EXERCISE PROMPT — Type out the records that follow, exactly as given.

(Dataset records)
--------------------

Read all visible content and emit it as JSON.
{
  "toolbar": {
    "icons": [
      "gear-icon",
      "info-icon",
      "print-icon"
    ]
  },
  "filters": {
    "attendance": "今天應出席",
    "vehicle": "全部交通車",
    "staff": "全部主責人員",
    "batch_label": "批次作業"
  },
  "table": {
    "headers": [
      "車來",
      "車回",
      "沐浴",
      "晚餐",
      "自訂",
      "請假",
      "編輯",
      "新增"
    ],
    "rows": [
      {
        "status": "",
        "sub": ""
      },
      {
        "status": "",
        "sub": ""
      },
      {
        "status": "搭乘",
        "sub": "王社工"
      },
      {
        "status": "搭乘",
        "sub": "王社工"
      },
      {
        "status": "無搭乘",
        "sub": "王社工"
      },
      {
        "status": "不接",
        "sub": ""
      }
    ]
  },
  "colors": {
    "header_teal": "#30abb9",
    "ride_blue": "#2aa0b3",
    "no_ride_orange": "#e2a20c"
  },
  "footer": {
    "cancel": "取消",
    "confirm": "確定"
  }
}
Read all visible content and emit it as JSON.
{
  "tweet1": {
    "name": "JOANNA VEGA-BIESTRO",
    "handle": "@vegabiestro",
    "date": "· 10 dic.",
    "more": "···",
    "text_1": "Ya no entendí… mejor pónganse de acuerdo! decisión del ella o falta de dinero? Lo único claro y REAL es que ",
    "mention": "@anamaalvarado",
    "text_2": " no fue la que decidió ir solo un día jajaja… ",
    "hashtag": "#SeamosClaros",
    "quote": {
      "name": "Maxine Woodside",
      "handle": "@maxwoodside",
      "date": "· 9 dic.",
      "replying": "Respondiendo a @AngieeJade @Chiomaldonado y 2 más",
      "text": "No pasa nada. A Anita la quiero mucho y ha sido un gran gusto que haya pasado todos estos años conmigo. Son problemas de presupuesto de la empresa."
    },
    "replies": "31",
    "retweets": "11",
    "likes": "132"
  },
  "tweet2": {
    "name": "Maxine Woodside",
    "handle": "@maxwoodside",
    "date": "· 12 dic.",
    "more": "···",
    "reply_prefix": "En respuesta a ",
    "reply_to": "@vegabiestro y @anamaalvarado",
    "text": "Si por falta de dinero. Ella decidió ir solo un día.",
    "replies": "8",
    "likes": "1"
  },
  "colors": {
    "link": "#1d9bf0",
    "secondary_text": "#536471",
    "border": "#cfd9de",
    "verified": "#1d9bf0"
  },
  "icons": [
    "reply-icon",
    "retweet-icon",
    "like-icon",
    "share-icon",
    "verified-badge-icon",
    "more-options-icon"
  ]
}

--------------------

CORRECT ANSWER —
Read all visible content and emit it as JSON.
{
  "toolbar": {
    "icons": [
      "gear-icon",
      "info-icon",
      "print-icon"
    ]
  },
  "filters": {
    "attendance": "今天應出席",
    "vehicle": "全部交通車",
    "staff": "全部主責人員",
    "batch_label": "批次作業"
  },
  "table": {
    "headers": [
      "車來",
      "車回",
      "沐浴",
      "晚餐",
      "自訂",
      "請假",
      "編輯",
      "新增"
    ],
    "rows": [
      {
        "status": "",
        "sub": ""
      },
      {
        "status": "",
        "sub": ""
      },
      {
        "status": "搭乘",
        "sub": "王社工"
      },
      {
        "status": "搭乘",
        "sub": "王社工"
      },
      {
        "status": "無搭乘",
        "sub": "王社工"
      },
      {
        "status": "不接",
        "sub": ""
      }
    ]
  },
  "colors": {
    "header_teal": "#30abb9",
    "ride_blue": "#2aa0b3",
    "no_ride_orange": "#e2a20c"
  },
  "footer": {
    "cancel": "取消",
    "confirm": "確定"
  }
}
Read all visible content and emit it as JSON.
{
  "tweet1": {
    "name": "JOANNA VEGA-BIESTRO",
    "handle": "@vegabiestro",
    "date": "· 10 dic.",
    "more": "···",
    "text_1": "Ya no entendí… mejor pónganse de acuerdo! decisión del ella o falta de dinero? Lo único claro y REAL es que ",
    "mention": "@anamaalvarado",
    "text_2": " no fue la que decidió ir solo un día jajaja… ",
    "hashtag": "#SeamosClaros",
    "quote": {
      "name": "Maxine Woodside",
      "handle": "@maxwoodside",
      "date": "· 9 dic.",
      "replying": "Respondiendo a @AngieeJade @Chiomaldonado y 2 más",
      "text": "No pasa nada. A Anita la quiero mucho y ha sido un gran gusto que haya pasado todos estos años conmigo. Son problemas de presupuesto de la empresa."
    },
    "replies": "31",
    "retweets": "11",
    "likes": "132"
  },
  "tweet2": {
    "name": "Maxine Woodside",
    "handle": "@maxwoodside",
    "date": "· 12 dic.",
    "more": "···",
    "reply_prefix": "En respuesta a ",
    "reply_to": "@vegabiestro y @anamaalvarado",
    "text": "Si por falta de dinero. Ella decidió ir solo un día.",
    "replies": "8",
    "likes": "1"
  },
  "colors": {
    "link": "#1d9bf0",
    "secondary_text": "#536471",
    "border": "#cfd9de",
    "verified": "#1d9bf0"
  },
  "icons": [
    "reply-icon",
    "retweet-icon",
    "like-icon",
    "share-icon",
    "verified-badge-icon",
    "more-options-icon"
  ]
}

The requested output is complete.